* Begin Data in this exercise *

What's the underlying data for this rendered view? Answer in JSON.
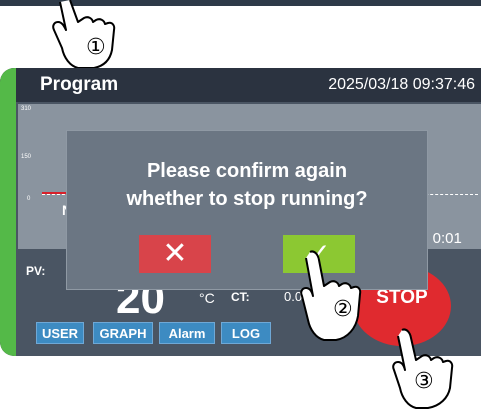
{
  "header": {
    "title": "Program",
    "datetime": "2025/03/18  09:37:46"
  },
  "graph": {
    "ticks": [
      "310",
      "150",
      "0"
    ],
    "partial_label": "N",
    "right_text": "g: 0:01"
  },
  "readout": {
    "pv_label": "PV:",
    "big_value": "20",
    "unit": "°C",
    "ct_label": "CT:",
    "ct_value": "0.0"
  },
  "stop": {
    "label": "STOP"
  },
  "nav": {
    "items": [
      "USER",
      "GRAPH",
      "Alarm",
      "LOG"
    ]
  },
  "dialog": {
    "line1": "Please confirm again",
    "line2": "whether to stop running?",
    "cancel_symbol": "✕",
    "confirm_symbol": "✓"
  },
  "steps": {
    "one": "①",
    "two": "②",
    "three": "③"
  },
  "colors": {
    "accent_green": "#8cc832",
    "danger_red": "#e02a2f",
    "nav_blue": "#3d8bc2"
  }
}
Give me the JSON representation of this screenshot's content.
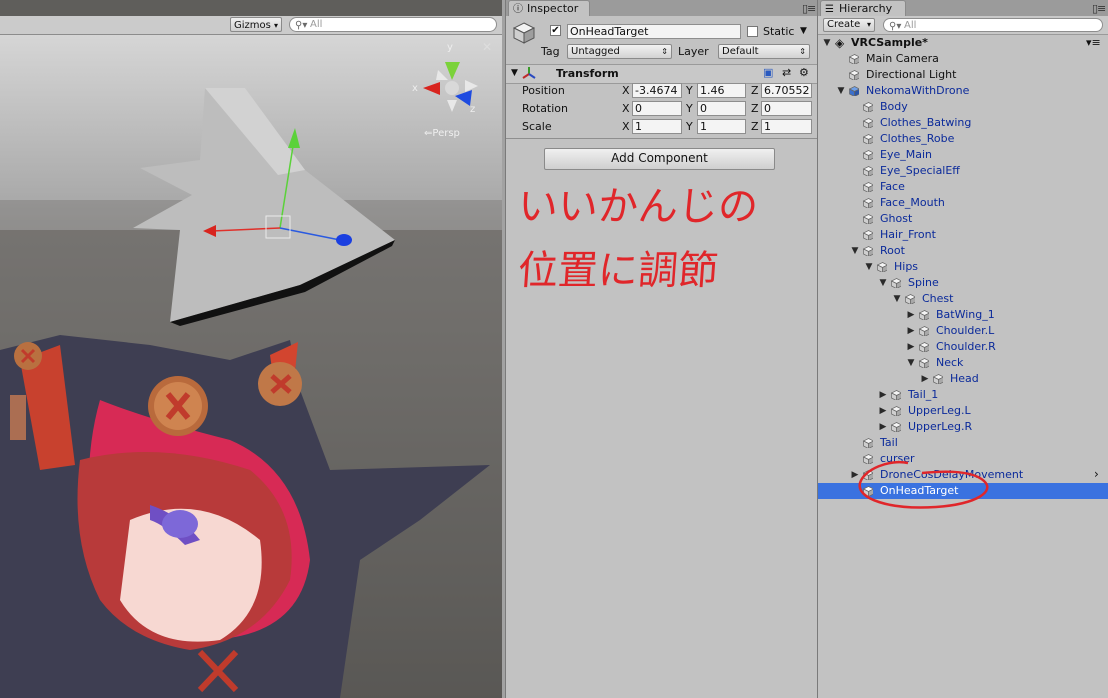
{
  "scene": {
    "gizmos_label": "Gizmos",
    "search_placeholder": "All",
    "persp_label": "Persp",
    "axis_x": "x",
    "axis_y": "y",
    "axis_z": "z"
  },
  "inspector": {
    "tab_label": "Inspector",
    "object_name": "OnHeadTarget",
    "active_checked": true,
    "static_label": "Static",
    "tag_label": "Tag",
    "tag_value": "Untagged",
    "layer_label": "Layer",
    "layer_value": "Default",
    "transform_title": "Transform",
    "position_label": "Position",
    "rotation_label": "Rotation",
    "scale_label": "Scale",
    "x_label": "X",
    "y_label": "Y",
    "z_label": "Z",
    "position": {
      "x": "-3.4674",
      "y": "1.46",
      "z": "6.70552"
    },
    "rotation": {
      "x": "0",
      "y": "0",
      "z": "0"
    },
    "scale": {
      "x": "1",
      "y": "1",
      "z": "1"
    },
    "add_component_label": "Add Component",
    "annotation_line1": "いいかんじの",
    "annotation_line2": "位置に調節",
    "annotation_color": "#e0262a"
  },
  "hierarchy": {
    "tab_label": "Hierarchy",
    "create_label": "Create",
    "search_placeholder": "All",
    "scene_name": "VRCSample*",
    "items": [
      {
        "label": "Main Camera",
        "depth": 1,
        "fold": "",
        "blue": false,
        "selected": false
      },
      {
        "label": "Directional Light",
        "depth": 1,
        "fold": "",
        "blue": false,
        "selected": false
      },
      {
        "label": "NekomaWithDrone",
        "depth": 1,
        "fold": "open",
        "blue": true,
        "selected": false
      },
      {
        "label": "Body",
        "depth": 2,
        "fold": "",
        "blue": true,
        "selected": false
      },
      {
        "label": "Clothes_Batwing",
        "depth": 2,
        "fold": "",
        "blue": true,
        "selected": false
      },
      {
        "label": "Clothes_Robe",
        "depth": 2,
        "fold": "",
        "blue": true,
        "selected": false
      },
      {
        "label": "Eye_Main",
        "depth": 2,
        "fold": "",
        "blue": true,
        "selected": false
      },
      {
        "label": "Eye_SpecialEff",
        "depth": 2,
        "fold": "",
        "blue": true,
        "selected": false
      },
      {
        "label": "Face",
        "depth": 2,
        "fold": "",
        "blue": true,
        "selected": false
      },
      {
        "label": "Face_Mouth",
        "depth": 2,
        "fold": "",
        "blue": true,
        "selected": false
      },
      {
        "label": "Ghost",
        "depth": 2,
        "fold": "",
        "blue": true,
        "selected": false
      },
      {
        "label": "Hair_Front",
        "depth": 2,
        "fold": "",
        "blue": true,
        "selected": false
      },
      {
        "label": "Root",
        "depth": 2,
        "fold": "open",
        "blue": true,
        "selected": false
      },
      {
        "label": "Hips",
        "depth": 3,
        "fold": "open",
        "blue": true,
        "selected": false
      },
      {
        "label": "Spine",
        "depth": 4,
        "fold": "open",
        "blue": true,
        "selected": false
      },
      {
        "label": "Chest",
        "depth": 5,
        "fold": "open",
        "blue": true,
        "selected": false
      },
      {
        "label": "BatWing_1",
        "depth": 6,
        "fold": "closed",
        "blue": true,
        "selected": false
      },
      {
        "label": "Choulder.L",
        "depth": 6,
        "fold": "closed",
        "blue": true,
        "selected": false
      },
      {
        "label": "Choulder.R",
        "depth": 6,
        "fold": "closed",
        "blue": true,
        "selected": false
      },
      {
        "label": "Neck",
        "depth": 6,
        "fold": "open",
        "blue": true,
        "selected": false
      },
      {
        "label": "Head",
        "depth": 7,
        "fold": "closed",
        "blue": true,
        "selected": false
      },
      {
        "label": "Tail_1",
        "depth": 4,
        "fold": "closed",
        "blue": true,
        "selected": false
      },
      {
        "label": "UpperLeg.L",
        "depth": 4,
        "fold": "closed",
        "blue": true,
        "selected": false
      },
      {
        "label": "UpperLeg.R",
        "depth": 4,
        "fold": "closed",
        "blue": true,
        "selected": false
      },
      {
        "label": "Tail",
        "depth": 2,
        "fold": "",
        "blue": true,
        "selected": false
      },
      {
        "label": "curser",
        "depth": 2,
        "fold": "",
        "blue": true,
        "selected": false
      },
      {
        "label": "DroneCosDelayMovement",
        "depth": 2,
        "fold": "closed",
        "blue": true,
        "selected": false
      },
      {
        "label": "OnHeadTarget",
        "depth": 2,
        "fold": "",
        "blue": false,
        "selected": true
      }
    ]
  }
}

* End Data in this exercise *

→ **To be done**
Note every line above where the string "JSON" shows up, and copy those lines.

→ **Solution**
What's the underlying data for this rendered view? Answer in JSON.
Give me the JSON representation of this screenshot's content.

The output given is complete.